Task directions: Reproduce the listing below without any change.

Material shown:
>> Start

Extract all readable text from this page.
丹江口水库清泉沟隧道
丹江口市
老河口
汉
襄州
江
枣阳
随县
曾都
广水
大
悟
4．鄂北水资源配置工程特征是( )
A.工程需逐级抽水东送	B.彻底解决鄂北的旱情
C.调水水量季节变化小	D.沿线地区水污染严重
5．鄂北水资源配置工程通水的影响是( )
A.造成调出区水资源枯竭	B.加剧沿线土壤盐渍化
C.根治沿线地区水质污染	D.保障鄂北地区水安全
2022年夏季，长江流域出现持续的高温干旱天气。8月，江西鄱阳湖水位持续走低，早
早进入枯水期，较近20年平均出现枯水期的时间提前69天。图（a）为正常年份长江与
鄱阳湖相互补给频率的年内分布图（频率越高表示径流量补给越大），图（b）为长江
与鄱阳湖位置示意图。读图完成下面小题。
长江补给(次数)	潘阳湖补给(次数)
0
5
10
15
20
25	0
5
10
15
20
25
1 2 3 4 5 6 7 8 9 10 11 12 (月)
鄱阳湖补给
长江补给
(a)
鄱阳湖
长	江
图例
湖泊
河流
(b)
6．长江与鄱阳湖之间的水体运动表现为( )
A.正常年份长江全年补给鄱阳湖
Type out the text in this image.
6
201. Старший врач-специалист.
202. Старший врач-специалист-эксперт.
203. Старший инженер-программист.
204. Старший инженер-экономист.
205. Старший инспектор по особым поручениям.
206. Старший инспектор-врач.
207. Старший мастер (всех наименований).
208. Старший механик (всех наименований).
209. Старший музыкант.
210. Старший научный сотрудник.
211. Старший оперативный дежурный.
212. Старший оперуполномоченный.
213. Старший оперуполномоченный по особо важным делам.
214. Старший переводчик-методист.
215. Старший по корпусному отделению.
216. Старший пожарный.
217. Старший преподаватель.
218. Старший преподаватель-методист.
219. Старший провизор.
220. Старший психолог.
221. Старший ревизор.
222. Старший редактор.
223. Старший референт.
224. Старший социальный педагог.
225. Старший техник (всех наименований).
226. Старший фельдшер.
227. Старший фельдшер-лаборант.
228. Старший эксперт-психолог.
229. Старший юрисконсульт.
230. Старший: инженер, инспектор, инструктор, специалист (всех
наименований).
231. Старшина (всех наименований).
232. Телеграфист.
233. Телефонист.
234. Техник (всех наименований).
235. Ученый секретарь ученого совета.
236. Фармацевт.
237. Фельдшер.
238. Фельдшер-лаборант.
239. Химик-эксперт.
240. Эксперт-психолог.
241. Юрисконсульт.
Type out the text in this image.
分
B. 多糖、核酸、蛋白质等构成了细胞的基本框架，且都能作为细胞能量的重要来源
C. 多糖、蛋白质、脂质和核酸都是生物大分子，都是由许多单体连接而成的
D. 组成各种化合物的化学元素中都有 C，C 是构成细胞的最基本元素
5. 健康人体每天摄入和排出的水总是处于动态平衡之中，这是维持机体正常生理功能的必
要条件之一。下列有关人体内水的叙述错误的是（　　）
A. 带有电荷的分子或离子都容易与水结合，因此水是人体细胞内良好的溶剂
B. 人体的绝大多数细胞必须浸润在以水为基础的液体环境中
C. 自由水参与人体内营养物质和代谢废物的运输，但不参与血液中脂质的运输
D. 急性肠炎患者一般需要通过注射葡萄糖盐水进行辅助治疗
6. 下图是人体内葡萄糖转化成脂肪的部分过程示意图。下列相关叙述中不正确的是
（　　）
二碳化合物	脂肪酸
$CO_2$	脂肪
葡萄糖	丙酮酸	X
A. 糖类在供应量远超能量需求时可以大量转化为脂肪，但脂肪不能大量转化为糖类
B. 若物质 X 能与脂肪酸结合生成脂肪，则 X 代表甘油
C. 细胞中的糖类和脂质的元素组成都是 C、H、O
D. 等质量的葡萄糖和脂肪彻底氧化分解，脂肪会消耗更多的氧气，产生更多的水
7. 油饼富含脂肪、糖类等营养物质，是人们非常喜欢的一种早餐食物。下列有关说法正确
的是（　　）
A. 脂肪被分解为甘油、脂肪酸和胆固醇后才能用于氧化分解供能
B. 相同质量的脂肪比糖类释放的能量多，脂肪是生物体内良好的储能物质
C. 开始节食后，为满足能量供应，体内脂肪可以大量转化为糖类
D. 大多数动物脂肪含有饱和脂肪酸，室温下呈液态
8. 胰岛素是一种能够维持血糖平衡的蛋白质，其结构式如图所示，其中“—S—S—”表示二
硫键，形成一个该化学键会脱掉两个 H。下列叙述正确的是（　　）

>> End

Task solution:
Extract all readable text from this page.
丹江口水库清泉沟隧道
丹江口市
老河口
汉
襄州
江
枣阳
随县
曾都
广水
大
悟
4．鄂北水资源配置工程特征是( )
A.工程需逐级抽水东送	B.彻底解决鄂北的旱情
C.调水水量季节变化小	D.沿线地区水污染严重
5．鄂北水资源配置工程通水的影响是( )
A.造成调出区水资源枯竭	B.加剧沿线土壤盐渍化
C.根治沿线地区水质污染	D.保障鄂北地区水安全
2022年夏季，长江流域出现持续的高温干旱天气。8月，江西鄱阳湖水位持续走低，早
早进入枯水期，较近20年平均出现枯水期的时间提前69天。图（a）为正常年份长江与
鄱阳湖相互补给频率的年内分布图（频率越高表示径流量补给越大），图（b）为长江
与鄱阳湖位置示意图。读图完成下面小题。
长江补给(次数)	潘阳湖补给(次数)
0
5
10
15
20
25	0
5
10
15
20
25
1 2 3 4 5 6 7 8 9 10 11 12 (月)
鄱阳湖补给
长江补给
(a)
鄱阳湖
长	江
图例
湖泊
河流
(b)
6．长江与鄱阳湖之间的水体运动表现为( )
A.正常年份长江全年补给鄱阳湖
Type out the text in this image.
6
201. Старший врач-специалист.
202. Старший врач-специалист-эксперт.
203. Старший инженер-программист.
204. Старший инженер-экономист.
205. Старший инспектор по особым поручениям.
206. Старший инспектор-врач.
207. Старший мастер (всех наименований).
208. Старший механик (всех наименований).
209. Старший музыкант.
210. Старший научный сотрудник.
211. Старший оперативный дежурный.
212. Старший оперуполномоченный.
213. Старший оперуполномоченный по особо важным делам.
214. Старший переводчик-методист.
215. Старший по корпусному отделению.
216. Старший пожарный.
217. Старший преподаватель.
218. Старший преподаватель-методист.
219. Старший провизор.
220. Старший психолог.
221. Старший ревизор.
222. Старший редактор.
223. Старший референт.
224. Старший социальный педагог.
225. Старший техник (всех наименований).
226. Старший фельдшер.
227. Старший фельдшер-лаборант.
228. Старший эксперт-психолог.
229. Старший юрисконсульт.
230. Старший: инженер, инспектор, инструктор, специалист (всех
наименований).
231. Старшина (всех наименований).
232. Телеграфист.
233. Телефонист.
234. Техник (всех наименований).
235. Ученый секретарь ученого совета.
236. Фармацевт.
237. Фельдшер.
238. Фельдшер-лаборант.
239. Химик-эксперт.
240. Эксперт-психолог.
241. Юрисконсульт.
Type out the text in this image.
分
B. 多糖、核酸、蛋白质等构成了细胞的基本框架，且都能作为细胞能量的重要来源
C. 多糖、蛋白质、脂质和核酸都是生物大分子，都是由许多单体连接而成的
D. 组成各种化合物的化学元素中都有 C，C 是构成细胞的最基本元素
5. 健康人体每天摄入和排出的水总是处于动态平衡之中，这是维持机体正常生理功能的必
要条件之一。下列有关人体内水的叙述错误的是（　　）
A. 带有电荷的分子或离子都容易与水结合，因此水是人体细胞内良好的溶剂
B. 人体的绝大多数细胞必须浸润在以水为基础的液体环境中
C. 自由水参与人体内营养物质和代谢废物的运输，但不参与血液中脂质的运输
D. 急性肠炎患者一般需要通过注射葡萄糖盐水进行辅助治疗
6. 下图是人体内葡萄糖转化成脂肪的部分过程示意图。下列相关叙述中不正确的是
（　　）
二碳化合物	脂肪酸
$CO_2$	脂肪
葡萄糖	丙酮酸	X
A. 糖类在供应量远超能量需求时可以大量转化为脂肪，但脂肪不能大量转化为糖类
B. 若物质 X 能与脂肪酸结合生成脂肪，则 X 代表甘油
C. 细胞中的糖类和脂质的元素组成都是 C、H、O
D. 等质量的葡萄糖和脂肪彻底氧化分解，脂肪会消耗更多的氧气，产生更多的水
7. 油饼富含脂肪、糖类等营养物质，是人们非常喜欢的一种早餐食物。下列有关说法正确
的是（　　）
A. 脂肪被分解为甘油、脂肪酸和胆固醇后才能用于氧化分解供能
B. 相同质量的脂肪比糖类释放的能量多，脂肪是生物体内良好的储能物质
C. 开始节食后，为满足能量供应，体内脂肪可以大量转化为糖类
D. 大多数动物脂肪含有饱和脂肪酸，室温下呈液态
8. 胰岛素是一种能够维持血糖平衡的蛋白质，其结构式如图所示，其中“—S—S—”表示二
硫键，形成一个该化学键会脱掉两个 H。下列叙述正确的是（　　）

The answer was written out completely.